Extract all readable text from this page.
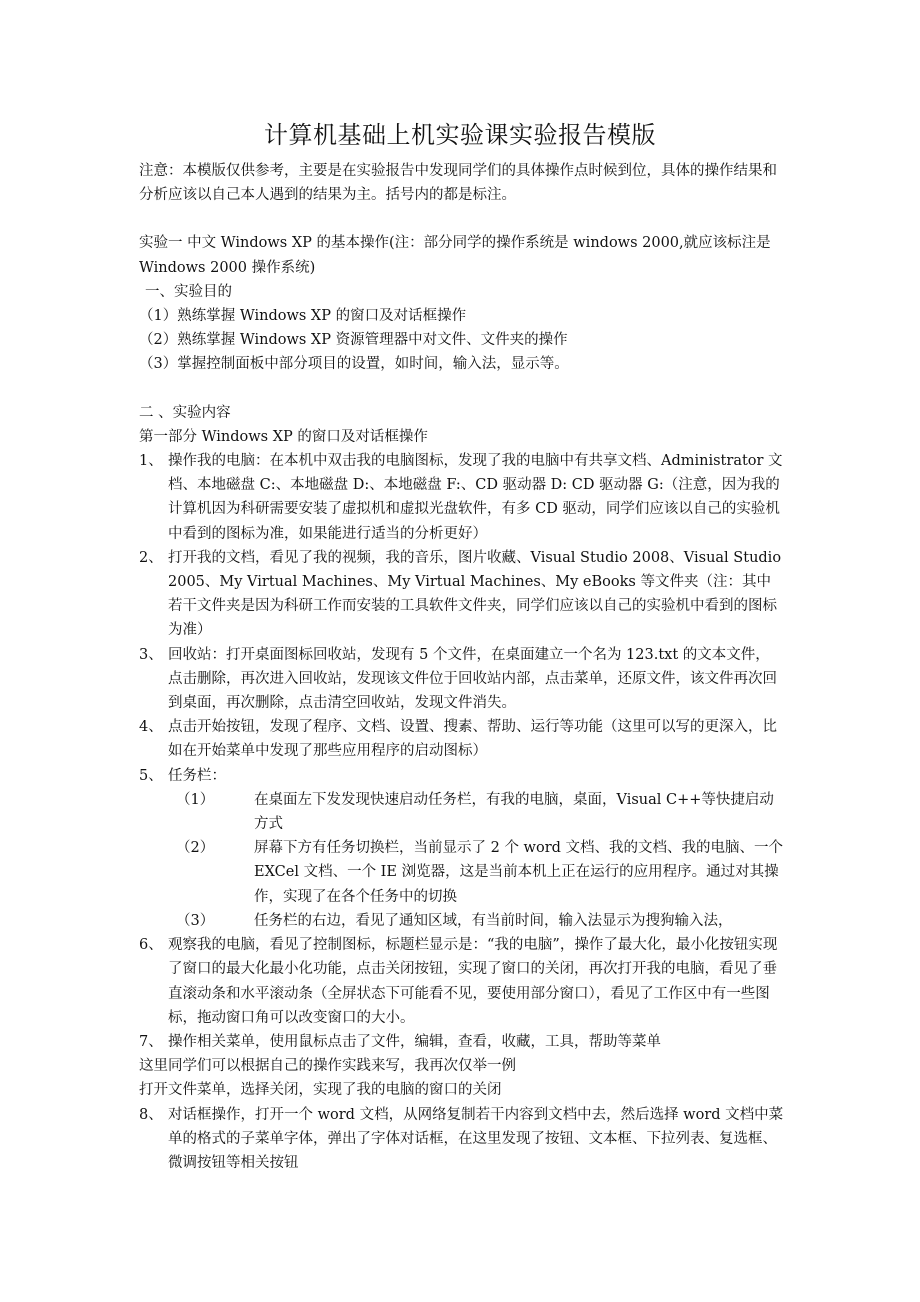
计算机基础上机实验课实验报告模版

注意：本模版仅供参考，主要是在实验报告中发现同学们的具体操作点时候到位，具体的操作结果和分析应该以自己本人遇到的结果为主。括号内的都是标注。

实验一 中文 Windows XP 的基本操作(注：部分同学的操作系统是 windows 2000,就应该标注是 Windows 2000 操作系统)

一、实验目的

（1）熟练掌握 Windows XP 的窗口及对话框操作

（2）熟练掌握 Windows XP 资源管理器中对文件、文件夹的操作

（3）掌握控制面板中部分项目的设置，如时间，输入法，显示等。

二 、实验内容

第一部分 Windows XP 的窗口及对话框操作

1、 操作我的电脑：在本机中双击我的电脑图标，发现了我的电脑中有共享文档、Administrator 文档、本地磁盘 C:、本地磁盘 D:、本地磁盘 F:、CD 驱动器 D: CD 驱动器 G:（注意，因为我的计算机因为科研需要安装了虚拟机和虚拟光盘软件，有多 CD 驱动，同学们应该以自己的实验机中看到的图标为准，如果能进行适当的分析更好）
2、 打开我的文档，看见了我的视频，我的音乐，图片收藏、Visual Studio 2008、Visual Studio 2005、My Virtual Machines、My Virtual Machines、My eBooks 等文件夹（注：其中若干文件夹是因为科研工作而安装的工具软件文件夹，同学们应该以自己的实验机中看到的图标为准）
3、 回收站：打开桌面图标回收站，发现有 5 个文件，在桌面建立一个名为 123.txt 的文本文件，点击删除，再次进入回收站，发现该文件位于回收站内部，点击菜单，还原文件，该文件再次回到桌面，再次删除，点击清空回收站，发现文件消失。
4、 点击开始按钮，发现了程序、文档、设置、搜素、帮助、运行等功能（这里可以写的更深入，比如在开始菜单中发现了那些应用程序的启动图标）
5、 任务栏：
（1）	在桌面左下发发现快速启动任务栏，有我的电脑，桌面，Visual C++等快捷启动方式
（2）	屏幕下方有任务切换栏，当前显示了 2 个 word 文档、我的文档、我的电脑、一个 EXCel 文档、一个 IE 浏览器，这是当前本机上正在运行的应用程序。通过对其操作，实现了在各个任务中的切换
（3）	任务栏的右边，看见了通知区域，有当前时间，输入法显示为搜狗输入法，
6、 观察我的电脑，看见了控制图标，标题栏显示是：“我的电脑”，操作了最大化，最小化按钮实现了窗口的最大化最小化功能，点击关闭按钮，实现了窗口的关闭，再次打开我的电脑，看见了垂直滚动条和水平滚动条（全屏状态下可能看不见，要使用部分窗口），看见了工作区中有一些图标，拖动窗口角可以改变窗口的大小。
7、 操作相关菜单，使用鼠标点击了文件，编辑，查看，收藏，工具，帮助等菜单

这里同学们可以根据自己的操作实践来写，我再次仅举一例

打开文件菜单，选择关闭，实现了我的电脑的窗口的关闭

8、 对话框操作，打开一个 word 文档，从网络复制若干内容到文档中去，然后选择 word 文档中菜单的格式的子菜单字体，弹出了字体对话框，在这里发现了按钮、文本框、下拉列表、复选框、微调按钮等相关按钮
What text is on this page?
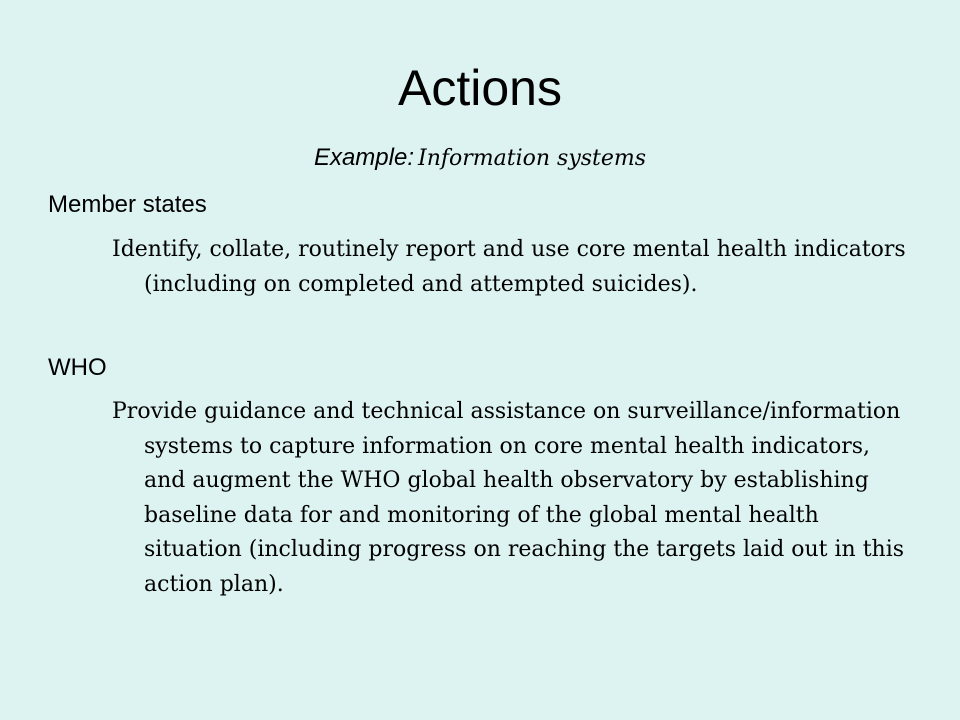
Actions
Example: Information systems
Member states

Identify, collate, routinely report and use core mental health indicators (including on completed and attempted suicides).

WHO

Provide guidance and technical assistance on surveillance/information systems to capture information on core mental health indicators, and augment the WHO global health observatory by establishing baseline data for and monitoring of the global mental health situation (including progress on reaching the targets laid out in this action plan).
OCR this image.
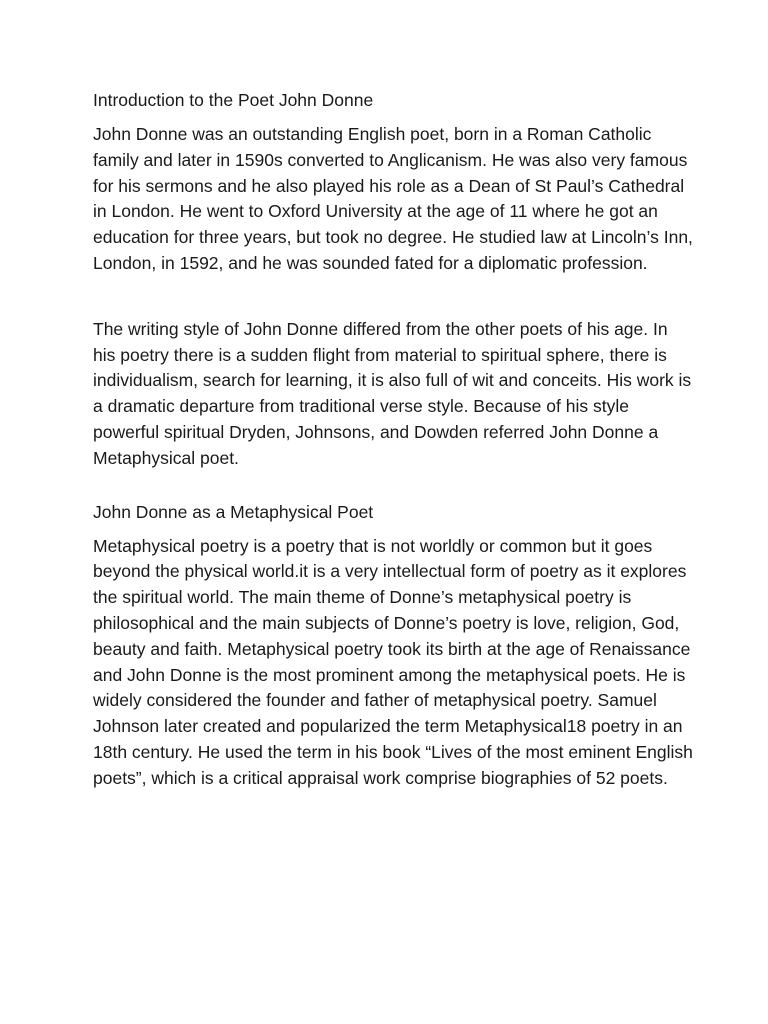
Introduction to the Poet John Donne

John Donne was an outstanding English poet, born in a Roman Catholic family and later in 1590s converted to Anglicanism. He was also very famous for his sermons and he also played his role as a Dean of St Paul’s Cathedral in London. He went to Oxford University at the age of 11 where he got an education for three years, but took no degree. He studied law at Lincoln’s Inn, London, in 1592, and he was sounded fated for a diplomatic profession.

The writing style of John Donne differed from the other poets of his age. In his poetry there is a sudden flight from material to spiritual sphere, there is individualism, search for learning, it is also full of wit and conceits. His work is a dramatic departure from traditional verse style. Because of his style powerful spiritual Dryden, Johnsons, and Dowden referred John Donne a Metaphysical poet.

John Donne as a Metaphysical Poet

Metaphysical poetry is a poetry that is not worldly or common but it goes beyond the physical world.it is a very intellectual form of poetry as it explores the spiritual world. The main theme of Donne’s metaphysical poetry is philosophical and the main subjects of Donne’s poetry is love, religion, God, beauty and faith. Metaphysical poetry took its birth at the age of Renaissance and John Donne is the most prominent among the metaphysical poets. He is widely considered the founder and father of metaphysical poetry. Samuel Johnson later created and popularized the term Metaphysical18 poetry in an 18th century. He used the term in his book “Lives of the most eminent English poets”, which is a critical appraisal work comprise biographies of 52 poets.
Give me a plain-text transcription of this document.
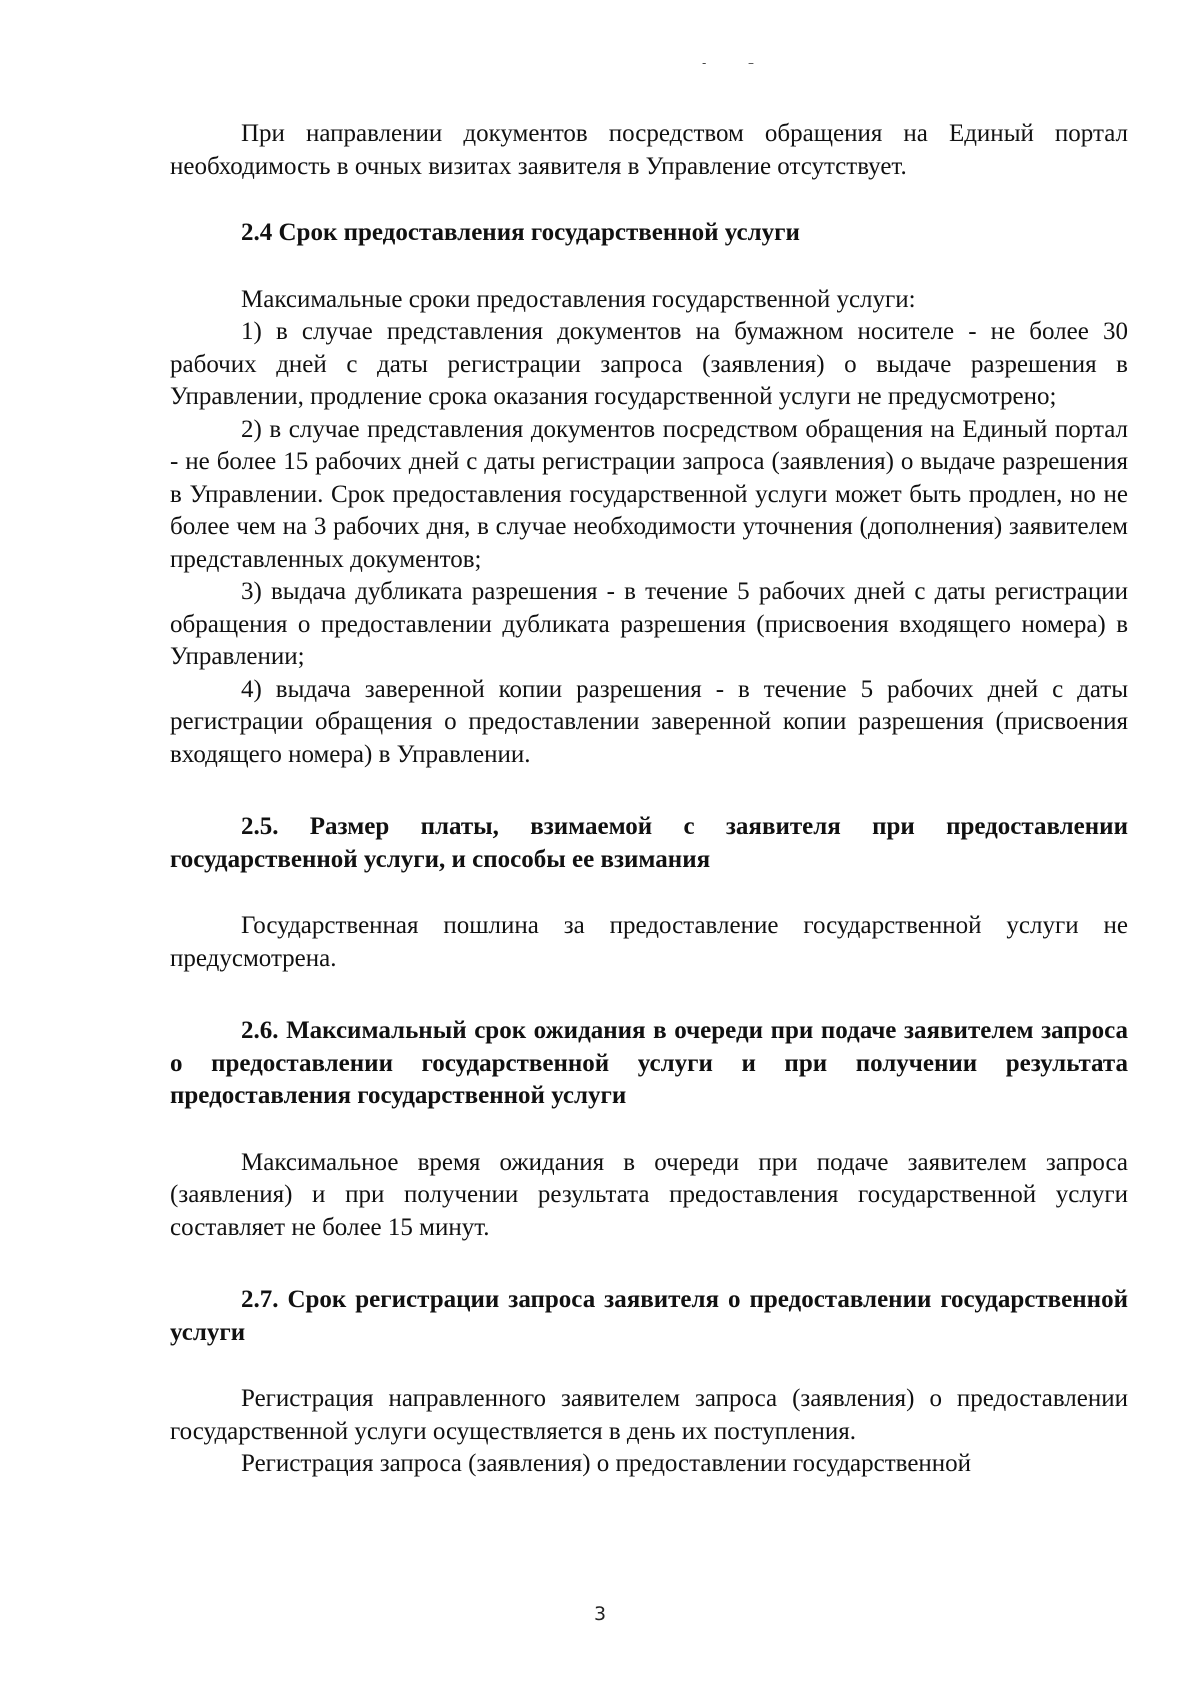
-	–

При направлении документов посредством обращения на Единый портал необходимость в очных визитах заявителя в Управление отсутствует.

2.4 Срок предоставления государственной услуги

Максимальные сроки предоставления государственной услуги:

1) в случае представления документов на бумажном носителе - не более 30 рабочих дней с даты регистрации запроса (заявления) о выдаче разрешения в Управлении, продление срока оказания государственной услуги не предусмотрено;

2) в случае представления документов посредством обращения на Единый портал - не более 15 рабочих дней с даты регистрации запроса (заявления) о выдаче разрешения в Управлении. Срок предоставления государственной услуги может быть продлен, но не более чем на 3 рабочих дня, в случае необходимости уточнения (дополнения) заявителем представленных документов;

3) выдача дубликата разрешения - в течение 5 рабочих дней с даты регистрации обращения о предоставлении дубликата разрешения (присвоения входящего номера) в Управлении;

4) выдача заверенной копии разрешения - в течение 5 рабочих дней с даты регистрации обращения о предоставлении заверенной копии разрешения (присвоения входящего номера) в Управлении.

2.5. Размер платы, взимаемой с заявителя при предоставлении государственной услуги, и способы ее взимания

Государственная пошлина за предоставление государственной услуги не предусмотрена.

2.6. Максимальный срок ожидания в очереди при подаче заявителем запроса о предоставлении государственной услуги и при получении результата предоставления государственной услуги

Максимальное время ожидания в очереди при подаче заявителем запроса (заявления) и при получении результата предоставления государственной услуги составляет не более 15 минут.

2.7. Срок регистрации запроса заявителя о предоставлении государственной услуги

Регистрация направленного заявителем запроса (заявления) о предоставлении государственной услуги осуществляется в день их поступления.

Регистрация запроса (заявления) о предоставлении государственной

3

To do: Please transcribe the material above exactly as written. Leave the pictures out.

Answer for this exercise:
Extract all readable text from this page.
计算机基础上机实验课实验报告模版

注意：本模版仅供参考，主要是在实验报告中发现同学们的具体操作点时候到位，具体的操作结果和分析应该以自己本人遇到的结果为主。括号内的都是标注。

实验一 中文 Windows XP 的基本操作(注：部分同学的操作系统是 windows 2000,就应该标注是 Windows 2000 操作系统)

一、实验目的

（1）熟练掌握 Windows XP 的窗口及对话框操作

（2）熟练掌握 Windows XP 资源管理器中对文件、文件夹的操作

（3）掌握控制面板中部分项目的设置，如时间，输入法，显示等。

二 、实验内容

第一部分 Windows XP 的窗口及对话框操作

1、 操作我的电脑：在本机中双击我的电脑图标，发现了我的电脑中有共享文档、Administrator 文档、本地磁盘 C:、本地磁盘 D:、本地磁盘 F:、CD 驱动器 D: CD 驱动器 G:（注意，因为我的计算机因为科研需要安装了虚拟机和虚拟光盘软件，有多 CD 驱动，同学们应该以自己的实验机中看到的图标为准，如果能进行适当的分析更好）
2、 打开我的文档，看见了我的视频，我的音乐，图片收藏、Visual Studio 2008、Visual Studio 2005、My Virtual Machines、My Virtual Machines、My eBooks 等文件夹（注：其中若干文件夹是因为科研工作而安装的工具软件文件夹，同学们应该以自己的实验机中看到的图标为准）
3、 回收站：打开桌面图标回收站，发现有 5 个文件，在桌面建立一个名为 123.txt 的文本文件，点击删除，再次进入回收站，发现该文件位于回收站内部，点击菜单，还原文件，该文件再次回到桌面，再次删除，点击清空回收站，发现文件消失。
4、 点击开始按钮，发现了程序、文档、设置、搜素、帮助、运行等功能（这里可以写的更深入，比如在开始菜单中发现了那些应用程序的启动图标）
5、 任务栏：
（1）	在桌面左下发发现快速启动任务栏，有我的电脑，桌面，Visual C++等快捷启动方式
（2）	屏幕下方有任务切换栏，当前显示了 2 个 word 文档、我的文档、我的电脑、一个 EXCel 文档、一个 IE 浏览器，这是当前本机上正在运行的应用程序。通过对其操作，实现了在各个任务中的切换
（3）	任务栏的右边，看见了通知区域，有当前时间，输入法显示为搜狗输入法，
6、 观察我的电脑，看见了控制图标，标题栏显示是：“我的电脑”，操作了最大化，最小化按钮实现了窗口的最大化最小化功能，点击关闭按钮，实现了窗口的关闭，再次打开我的电脑，看见了垂直滚动条和水平滚动条（全屏状态下可能看不见，要使用部分窗口），看见了工作区中有一些图标，拖动窗口角可以改变窗口的大小。
7、 操作相关菜单，使用鼠标点击了文件，编辑，查看，收藏，工具，帮助等菜单

这里同学们可以根据自己的操作实践来写，我再次仅举一例

打开文件菜单，选择关闭，实现了我的电脑的窗口的关闭

8、 对话框操作，打开一个 word 文档，从网络复制若干内容到文档中去，然后选择 word 文档中菜单的格式的子菜单字体，弹出了字体对话框，在这里发现了按钮、文本框、下拉列表、复选框、微调按钮等相关按钮
What text is on this page?
Actions
Example: Information systems
Member states

Identify, collate, routinely report and use core mental health indicators (including on completed and attempted suicides).

WHO

Provide guidance and technical assistance on surveillance/information systems to capture information on core mental health indicators, and augment the WHO global health observatory by establishing baseline data for and monitoring of the global mental health situation (including progress on reaching the targets laid out in this action plan).
OCR this image.
Introduction to the Poet John Donne

John Donne was an outstanding English poet, born in a Roman Catholic family and later in 1590s converted to Anglicanism. He was also very famous for his sermons and he also played his role as a Dean of St Paul’s Cathedral in London. He went to Oxford University at the age of 11 where he got an education for three years, but took no degree. He studied law at Lincoln’s Inn, London, in 1592, and he was sounded fated for a diplomatic profession.

The writing style of John Donne differed from the other poets of his age. In his poetry there is a sudden flight from material to spiritual sphere, there is individualism, search for learning, it is also full of wit and conceits. His work is a dramatic departure from traditional verse style. Because of his style powerful spiritual Dryden, Johnsons, and Dowden referred John Donne a Metaphysical poet.

John Donne as a Metaphysical Poet

Metaphysical poetry is a poetry that is not worldly or common but it goes beyond the physical world.it is a very intellectual form of poetry as it explores the spiritual world. The main theme of Donne’s metaphysical poetry is philosophical and the main subjects of Donne’s poetry is love, religion, God, beauty and faith. Metaphysical poetry took its birth at the age of Renaissance and John Donne is the most prominent among the metaphysical poets. He is widely considered the founder and father of metaphysical poetry. Samuel Johnson later created and popularized the term Metaphysical18 poetry in an 18th century. He used the term in his book “Lives of the most eminent English poets”, which is a critical appraisal work comprise biographies of 52 poets.
Give me a plain-text transcription of this document.
-	–

При направлении документов посредством обращения на Единый портал необходимость в очных визитах заявителя в Управление отсутствует.

2.4 Срок предоставления государственной услуги

Максимальные сроки предоставления государственной услуги:

1) в случае представления документов на бумажном носителе - не более 30 рабочих дней с даты регистрации запроса (заявления) о выдаче разрешения в Управлении, продление срока оказания государственной услуги не предусмотрено;

2) в случае представления документов посредством обращения на Единый портал - не более 15 рабочих дней с даты регистрации запроса (заявления) о выдаче разрешения в Управлении. Срок предоставления государственной услуги может быть продлен, но не более чем на 3 рабочих дня, в случае необходимости уточнения (дополнения) заявителем представленных документов;

3) выдача дубликата разрешения - в течение 5 рабочих дней с даты регистрации обращения о предоставлении дубликата разрешения (присвоения входящего номера) в Управлении;

4) выдача заверенной копии разрешения - в течение 5 рабочих дней с даты регистрации обращения о предоставлении заверенной копии разрешения (присвоения входящего номера) в Управлении.

2.5. Размер платы, взимаемой с заявителя при предоставлении государственной услуги, и способы ее взимания

Государственная пошлина за предоставление государственной услуги не предусмотрена.

2.6. Максимальный срок ожидания в очереди при подаче заявителем запроса о предоставлении государственной услуги и при получении результата предоставления государственной услуги

Максимальное время ожидания в очереди при подаче заявителем запроса (заявления) и при получении результата предоставления государственной услуги составляет не более 15 минут.

2.7. Срок регистрации запроса заявителя о предоставлении государственной услуги

Регистрация направленного заявителем запроса (заявления) о предоставлении государственной услуги осуществляется в день их поступления.

Регистрация запроса (заявления) о предоставлении государственной

3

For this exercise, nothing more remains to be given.